**What is needed:** Give the listing again in full, exactly as written.

──────── Records provided

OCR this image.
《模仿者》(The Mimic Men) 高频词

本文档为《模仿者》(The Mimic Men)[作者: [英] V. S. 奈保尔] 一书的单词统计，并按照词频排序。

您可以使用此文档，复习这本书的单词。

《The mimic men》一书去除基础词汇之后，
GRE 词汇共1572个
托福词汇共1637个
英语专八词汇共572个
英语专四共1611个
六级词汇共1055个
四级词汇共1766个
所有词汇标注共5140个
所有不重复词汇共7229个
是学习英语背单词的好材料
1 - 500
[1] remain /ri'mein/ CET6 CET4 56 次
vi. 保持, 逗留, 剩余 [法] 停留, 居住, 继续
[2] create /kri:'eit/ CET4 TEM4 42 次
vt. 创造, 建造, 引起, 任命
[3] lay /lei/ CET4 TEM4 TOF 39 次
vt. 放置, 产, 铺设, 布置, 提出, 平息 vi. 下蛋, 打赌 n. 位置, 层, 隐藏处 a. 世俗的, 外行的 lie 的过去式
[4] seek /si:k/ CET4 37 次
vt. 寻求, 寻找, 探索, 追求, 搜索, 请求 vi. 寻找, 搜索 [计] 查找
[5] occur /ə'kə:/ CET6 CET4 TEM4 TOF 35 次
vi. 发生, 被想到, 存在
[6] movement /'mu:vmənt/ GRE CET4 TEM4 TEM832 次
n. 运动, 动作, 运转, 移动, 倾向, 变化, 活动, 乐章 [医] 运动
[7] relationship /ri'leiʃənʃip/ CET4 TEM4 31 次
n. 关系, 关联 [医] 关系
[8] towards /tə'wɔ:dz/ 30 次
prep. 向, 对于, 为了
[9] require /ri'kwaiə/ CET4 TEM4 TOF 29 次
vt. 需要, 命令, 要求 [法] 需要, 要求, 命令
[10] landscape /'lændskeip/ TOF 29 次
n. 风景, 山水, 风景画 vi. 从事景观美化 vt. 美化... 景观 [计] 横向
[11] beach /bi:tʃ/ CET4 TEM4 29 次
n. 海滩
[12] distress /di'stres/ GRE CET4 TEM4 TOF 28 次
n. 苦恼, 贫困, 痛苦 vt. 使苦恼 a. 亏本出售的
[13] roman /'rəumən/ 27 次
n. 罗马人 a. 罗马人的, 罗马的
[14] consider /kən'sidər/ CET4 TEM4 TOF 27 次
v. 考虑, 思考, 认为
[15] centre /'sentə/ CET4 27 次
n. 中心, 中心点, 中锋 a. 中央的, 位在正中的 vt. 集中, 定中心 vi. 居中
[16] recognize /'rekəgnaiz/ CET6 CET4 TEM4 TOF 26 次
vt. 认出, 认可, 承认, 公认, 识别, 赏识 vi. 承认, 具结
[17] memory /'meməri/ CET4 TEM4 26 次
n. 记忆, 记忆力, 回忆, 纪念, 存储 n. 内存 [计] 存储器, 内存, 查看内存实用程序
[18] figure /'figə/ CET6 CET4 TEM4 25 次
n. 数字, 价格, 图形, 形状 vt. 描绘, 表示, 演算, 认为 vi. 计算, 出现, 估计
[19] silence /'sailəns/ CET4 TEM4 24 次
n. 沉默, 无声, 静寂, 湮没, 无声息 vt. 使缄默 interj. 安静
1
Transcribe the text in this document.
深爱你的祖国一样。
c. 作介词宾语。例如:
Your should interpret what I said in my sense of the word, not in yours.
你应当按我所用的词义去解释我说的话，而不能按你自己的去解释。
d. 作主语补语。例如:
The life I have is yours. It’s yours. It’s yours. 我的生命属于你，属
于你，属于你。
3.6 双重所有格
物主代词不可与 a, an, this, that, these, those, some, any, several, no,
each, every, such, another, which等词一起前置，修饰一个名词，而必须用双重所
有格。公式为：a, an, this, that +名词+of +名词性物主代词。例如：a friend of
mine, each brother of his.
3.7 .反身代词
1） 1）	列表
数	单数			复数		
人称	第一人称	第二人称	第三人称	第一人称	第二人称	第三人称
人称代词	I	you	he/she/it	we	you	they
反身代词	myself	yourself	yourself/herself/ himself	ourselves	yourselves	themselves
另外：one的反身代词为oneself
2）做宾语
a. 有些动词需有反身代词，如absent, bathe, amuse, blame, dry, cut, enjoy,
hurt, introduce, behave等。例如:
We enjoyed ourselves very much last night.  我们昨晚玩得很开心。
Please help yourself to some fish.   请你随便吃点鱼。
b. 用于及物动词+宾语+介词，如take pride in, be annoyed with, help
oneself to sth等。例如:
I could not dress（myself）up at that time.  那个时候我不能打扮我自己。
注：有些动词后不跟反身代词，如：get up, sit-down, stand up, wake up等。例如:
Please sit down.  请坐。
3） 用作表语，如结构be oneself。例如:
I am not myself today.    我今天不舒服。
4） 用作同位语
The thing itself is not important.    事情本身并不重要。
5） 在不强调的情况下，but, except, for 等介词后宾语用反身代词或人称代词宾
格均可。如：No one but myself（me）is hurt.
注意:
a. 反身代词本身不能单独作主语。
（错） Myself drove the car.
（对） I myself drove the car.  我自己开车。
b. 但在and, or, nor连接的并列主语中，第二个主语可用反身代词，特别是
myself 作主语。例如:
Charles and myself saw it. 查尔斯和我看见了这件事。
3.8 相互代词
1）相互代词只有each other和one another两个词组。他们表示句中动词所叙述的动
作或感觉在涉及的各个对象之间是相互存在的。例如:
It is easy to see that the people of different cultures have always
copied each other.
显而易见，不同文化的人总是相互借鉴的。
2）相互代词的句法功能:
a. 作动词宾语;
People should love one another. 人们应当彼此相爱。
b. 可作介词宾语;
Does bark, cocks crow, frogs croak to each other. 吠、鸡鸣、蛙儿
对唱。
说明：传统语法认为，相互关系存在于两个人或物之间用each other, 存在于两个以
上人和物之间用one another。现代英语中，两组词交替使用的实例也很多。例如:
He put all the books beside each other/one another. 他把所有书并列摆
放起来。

────────────────

**Answer for this exercise:**
OCR this image.
《模仿者》(The Mimic Men) 高频词

本文档为《模仿者》(The Mimic Men)[作者: [英] V. S. 奈保尔] 一书的单词统计，并按照词频排序。

您可以使用此文档，复习这本书的单词。

《The mimic men》一书去除基础词汇之后，
GRE 词汇共1572个
托福词汇共1637个
英语专八词汇共572个
英语专四共1611个
六级词汇共1055个
四级词汇共1766个
所有词汇标注共5140个
所有不重复词汇共7229个
是学习英语背单词的好材料
1 - 500
[1] remain /ri'mein/ CET6 CET4 56 次
vi. 保持, 逗留, 剩余 [法] 停留, 居住, 继续
[2] create /kri:'eit/ CET4 TEM4 42 次
vt. 创造, 建造, 引起, 任命
[3] lay /lei/ CET4 TEM4 TOF 39 次
vt. 放置, 产, 铺设, 布置, 提出, 平息 vi. 下蛋, 打赌 n. 位置, 层, 隐藏处 a. 世俗的, 外行的 lie 的过去式
[4] seek /si:k/ CET4 37 次
vt. 寻求, 寻找, 探索, 追求, 搜索, 请求 vi. 寻找, 搜索 [计] 查找
[5] occur /ə'kə:/ CET6 CET4 TEM4 TOF 35 次
vi. 发生, 被想到, 存在
[6] movement /'mu:vmənt/ GRE CET4 TEM4 TEM832 次
n. 运动, 动作, 运转, 移动, 倾向, 变化, 活动, 乐章 [医] 运动
[7] relationship /ri'leiʃənʃip/ CET4 TEM4 31 次
n. 关系, 关联 [医] 关系
[8] towards /tə'wɔ:dz/ 30 次
prep. 向, 对于, 为了
[9] require /ri'kwaiə/ CET4 TEM4 TOF 29 次
vt. 需要, 命令, 要求 [法] 需要, 要求, 命令
[10] landscape /'lændskeip/ TOF 29 次
n. 风景, 山水, 风景画 vi. 从事景观美化 vt. 美化... 景观 [计] 横向
[11] beach /bi:tʃ/ CET4 TEM4 29 次
n. 海滩
[12] distress /di'stres/ GRE CET4 TEM4 TOF 28 次
n. 苦恼, 贫困, 痛苦 vt. 使苦恼 a. 亏本出售的
[13] roman /'rəumən/ 27 次
n. 罗马人 a. 罗马人的, 罗马的
[14] consider /kən'sidər/ CET4 TEM4 TOF 27 次
v. 考虑, 思考, 认为
[15] centre /'sentə/ CET4 27 次
n. 中心, 中心点, 中锋 a. 中央的, 位在正中的 vt. 集中, 定中心 vi. 居中
[16] recognize /'rekəgnaiz/ CET6 CET4 TEM4 TOF 26 次
vt. 认出, 认可, 承认, 公认, 识别, 赏识 vi. 承认, 具结
[17] memory /'meməri/ CET4 TEM4 26 次
n. 记忆, 记忆力, 回忆, 纪念, 存储 n. 内存 [计] 存储器, 内存, 查看内存实用程序
[18] figure /'figə/ CET6 CET4 TEM4 25 次
n. 数字, 价格, 图形, 形状 vt. 描绘, 表示, 演算, 认为 vi. 计算, 出现, 估计
[19] silence /'sailəns/ CET4 TEM4 24 次
n. 沉默, 无声, 静寂, 湮没, 无声息 vt. 使缄默 interj. 安静
1
Transcribe the text in this document.
深爱你的祖国一样。
c. 作介词宾语。例如:
Your should interpret what I said in my sense of the word, not in yours.
你应当按我所用的词义去解释我说的话，而不能按你自己的去解释。
d. 作主语补语。例如:
The life I have is yours. It’s yours. It’s yours. 我的生命属于你，属
于你，属于你。
3.6 双重所有格
物主代词不可与 a, an, this, that, these, those, some, any, several, no,
each, every, such, another, which等词一起前置，修饰一个名词，而必须用双重所
有格。公式为：a, an, this, that +名词+of +名词性物主代词。例如：a friend of
mine, each brother of his.
3.7 .反身代词
1） 1）	列表
数	单数			复数		
人称	第一人称	第二人称	第三人称	第一人称	第二人称	第三人称
人称代词	I	you	he/she/it	we	you	they
反身代词	myself	yourself	yourself/herself/ himself	ourselves	yourselves	themselves
另外：one的反身代词为oneself
2）做宾语
a. 有些动词需有反身代词，如absent, bathe, amuse, blame, dry, cut, enjoy,
hurt, introduce, behave等。例如:
We enjoyed ourselves very much last night.  我们昨晚玩得很开心。
Please help yourself to some fish.   请你随便吃点鱼。
b. 用于及物动词+宾语+介词，如take pride in, be annoyed with, help
oneself to sth等。例如:
I could not dress（myself）up at that time.  那个时候我不能打扮我自己。
注：有些动词后不跟反身代词，如：get up, sit-down, stand up, wake up等。例如:
Please sit down.  请坐。
3） 用作表语，如结构be oneself。例如:
I am not myself today.    我今天不舒服。
4） 用作同位语
The thing itself is not important.    事情本身并不重要。
5） 在不强调的情况下，but, except, for 等介词后宾语用反身代词或人称代词宾
格均可。如：No one but myself（me）is hurt.
注意:
a. 反身代词本身不能单独作主语。
（错） Myself drove the car.
（对） I myself drove the car.  我自己开车。
b. 但在and, or, nor连接的并列主语中，第二个主语可用反身代词，特别是
myself 作主语。例如:
Charles and myself saw it. 查尔斯和我看见了这件事。
3.8 相互代词
1）相互代词只有each other和one another两个词组。他们表示句中动词所叙述的动
作或感觉在涉及的各个对象之间是相互存在的。例如:
It is easy to see that the people of different cultures have always
copied each other.
显而易见，不同文化的人总是相互借鉴的。
2）相互代词的句法功能:
a. 作动词宾语;
People should love one another. 人们应当彼此相爱。
b. 可作介词宾语;
Does bark, cocks crow, frogs croak to each other. 吠、鸡鸣、蛙儿
对唱。
说明：传统语法认为，相互关系存在于两个人或物之间用each other, 存在于两个以
上人和物之间用one another。现代英语中，两组词交替使用的实例也很多。例如:
He put all the books beside each other/one another. 他把所有书并列摆
放起来。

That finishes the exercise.